- [Your task]
Your task is to transcribe all of the records exactly and leave out the pictures.

• • • • •

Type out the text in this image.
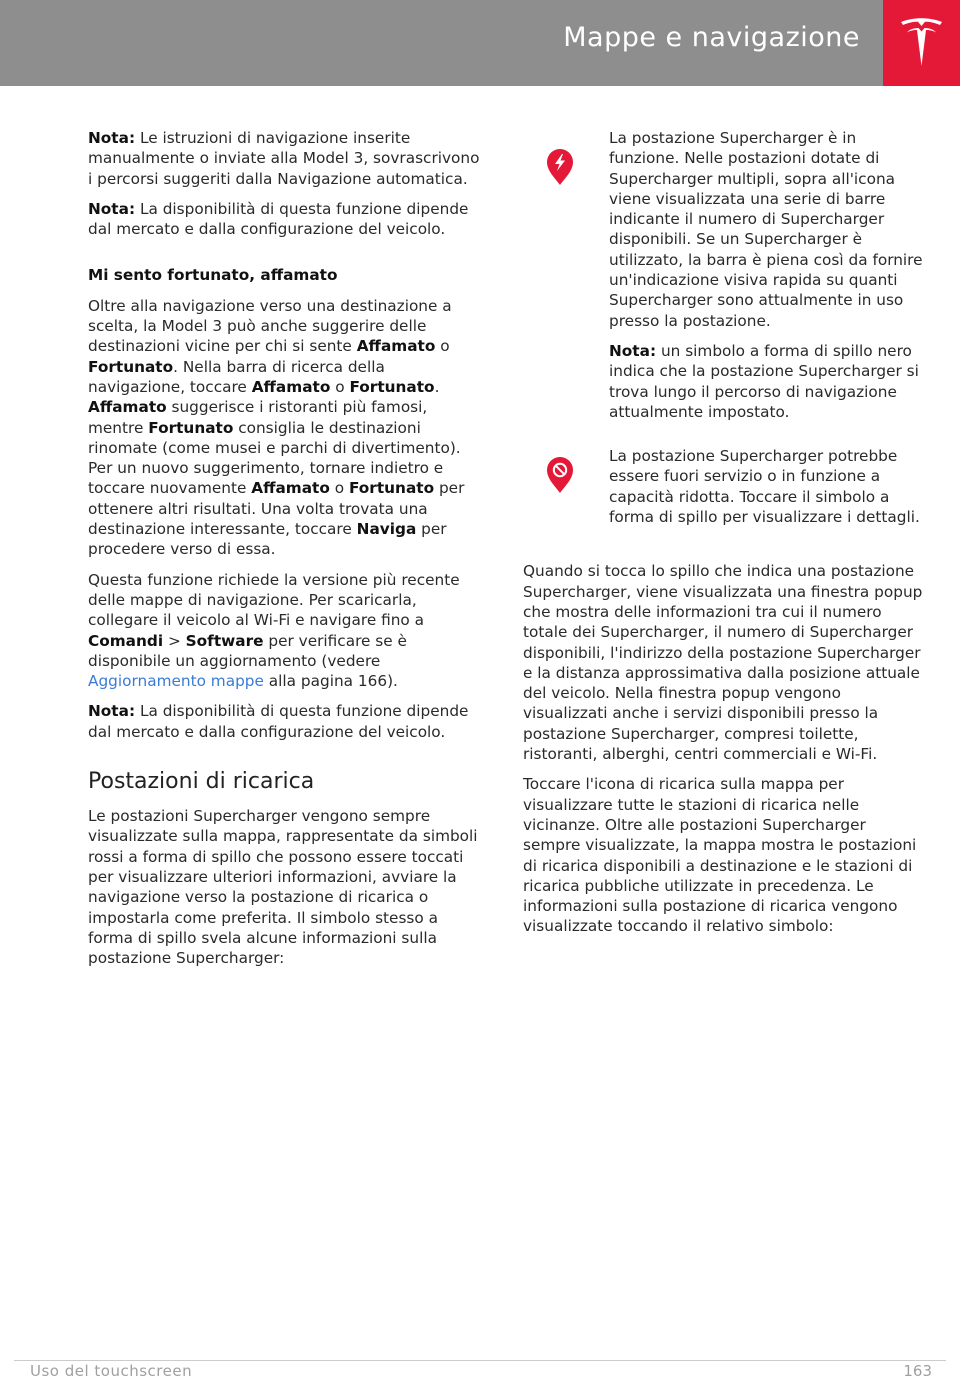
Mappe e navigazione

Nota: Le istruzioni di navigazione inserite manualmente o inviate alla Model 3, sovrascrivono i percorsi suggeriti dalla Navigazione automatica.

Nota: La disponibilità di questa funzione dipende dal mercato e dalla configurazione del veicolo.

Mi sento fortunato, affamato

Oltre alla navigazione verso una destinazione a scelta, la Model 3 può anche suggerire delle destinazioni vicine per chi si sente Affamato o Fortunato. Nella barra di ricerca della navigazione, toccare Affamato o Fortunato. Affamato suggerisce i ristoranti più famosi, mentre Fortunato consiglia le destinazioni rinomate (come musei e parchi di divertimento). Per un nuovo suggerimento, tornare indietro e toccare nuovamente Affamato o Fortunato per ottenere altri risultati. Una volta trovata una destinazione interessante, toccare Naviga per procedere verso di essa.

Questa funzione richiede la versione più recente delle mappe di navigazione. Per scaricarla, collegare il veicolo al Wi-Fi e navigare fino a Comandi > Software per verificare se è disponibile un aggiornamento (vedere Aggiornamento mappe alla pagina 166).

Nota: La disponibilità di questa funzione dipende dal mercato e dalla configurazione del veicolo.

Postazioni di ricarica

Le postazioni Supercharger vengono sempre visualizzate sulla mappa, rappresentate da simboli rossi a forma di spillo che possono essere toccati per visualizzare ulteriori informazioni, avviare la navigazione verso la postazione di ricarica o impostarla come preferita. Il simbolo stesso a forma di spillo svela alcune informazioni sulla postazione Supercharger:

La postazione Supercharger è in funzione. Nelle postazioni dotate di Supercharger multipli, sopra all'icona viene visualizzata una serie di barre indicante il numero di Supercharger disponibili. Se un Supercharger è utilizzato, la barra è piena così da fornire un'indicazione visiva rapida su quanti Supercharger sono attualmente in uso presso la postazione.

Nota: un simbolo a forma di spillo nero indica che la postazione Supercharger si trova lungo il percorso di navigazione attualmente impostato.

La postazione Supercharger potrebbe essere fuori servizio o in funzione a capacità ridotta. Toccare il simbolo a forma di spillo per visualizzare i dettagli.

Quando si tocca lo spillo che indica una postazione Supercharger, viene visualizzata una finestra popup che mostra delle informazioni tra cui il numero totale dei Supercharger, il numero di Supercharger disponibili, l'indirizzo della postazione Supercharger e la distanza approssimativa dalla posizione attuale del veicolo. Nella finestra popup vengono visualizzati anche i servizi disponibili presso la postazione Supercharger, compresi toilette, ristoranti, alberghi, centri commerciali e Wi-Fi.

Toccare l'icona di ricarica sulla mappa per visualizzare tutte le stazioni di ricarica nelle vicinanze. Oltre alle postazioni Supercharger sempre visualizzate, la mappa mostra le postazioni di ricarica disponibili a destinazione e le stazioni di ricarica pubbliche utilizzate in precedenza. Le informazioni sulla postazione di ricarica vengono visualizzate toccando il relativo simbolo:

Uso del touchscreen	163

• • • • •

- [Response to the task]
Type out the text in this image.
Mappe e navigazione

Nota: Le istruzioni di navigazione inserite manualmente o inviate alla Model 3, sovrascrivono i percorsi suggeriti dalla Navigazione automatica.

Nota: La disponibilità di questa funzione dipende dal mercato e dalla configurazione del veicolo.

Mi sento fortunato, affamato

Oltre alla navigazione verso una destinazione a scelta, la Model 3 può anche suggerire delle destinazioni vicine per chi si sente Affamato o Fortunato. Nella barra di ricerca della navigazione, toccare Affamato o Fortunato. Affamato suggerisce i ristoranti più famosi, mentre Fortunato consiglia le destinazioni rinomate (come musei e parchi di divertimento). Per un nuovo suggerimento, tornare indietro e toccare nuovamente Affamato o Fortunato per ottenere altri risultati. Una volta trovata una destinazione interessante, toccare Naviga per procedere verso di essa.

Questa funzione richiede la versione più recente delle mappe di navigazione. Per scaricarla, collegare il veicolo al Wi-Fi e navigare fino a Comandi > Software per verificare se è disponibile un aggiornamento (vedere Aggiornamento mappe alla pagina 166).

Nota: La disponibilità di questa funzione dipende dal mercato e dalla configurazione del veicolo.

Postazioni di ricarica

Le postazioni Supercharger vengono sempre visualizzate sulla mappa, rappresentate da simboli rossi a forma di spillo che possono essere toccati per visualizzare ulteriori informazioni, avviare la navigazione verso la postazione di ricarica o impostarla come preferita. Il simbolo stesso a forma di spillo svela alcune informazioni sulla postazione Supercharger:

La postazione Supercharger è in funzione. Nelle postazioni dotate di Supercharger multipli, sopra all'icona viene visualizzata una serie di barre indicante il numero di Supercharger disponibili. Se un Supercharger è utilizzato, la barra è piena così da fornire un'indicazione visiva rapida su quanti Supercharger sono attualmente in uso presso la postazione.

Nota: un simbolo a forma di spillo nero indica che la postazione Supercharger si trova lungo il percorso di navigazione attualmente impostato.

La postazione Supercharger potrebbe essere fuori servizio o in funzione a capacità ridotta. Toccare il simbolo a forma di spillo per visualizzare i dettagli.

Quando si tocca lo spillo che indica una postazione Supercharger, viene visualizzata una finestra popup che mostra delle informazioni tra cui il numero totale dei Supercharger, il numero di Supercharger disponibili, l'indirizzo della postazione Supercharger e la distanza approssimativa dalla posizione attuale del veicolo. Nella finestra popup vengono visualizzati anche i servizi disponibili presso la postazione Supercharger, compresi toilette, ristoranti, alberghi, centri commerciali e Wi-Fi.

Toccare l'icona di ricarica sulla mappa per visualizzare tutte le stazioni di ricarica nelle vicinanze. Oltre alle postazioni Supercharger sempre visualizzate, la mappa mostra le postazioni di ricarica disponibili a destinazione e le stazioni di ricarica pubbliche utilizzate in precedenza. Le informazioni sulla postazione di ricarica vengono visualizzate toccando il relativo simbolo:

Uso del touchscreen	163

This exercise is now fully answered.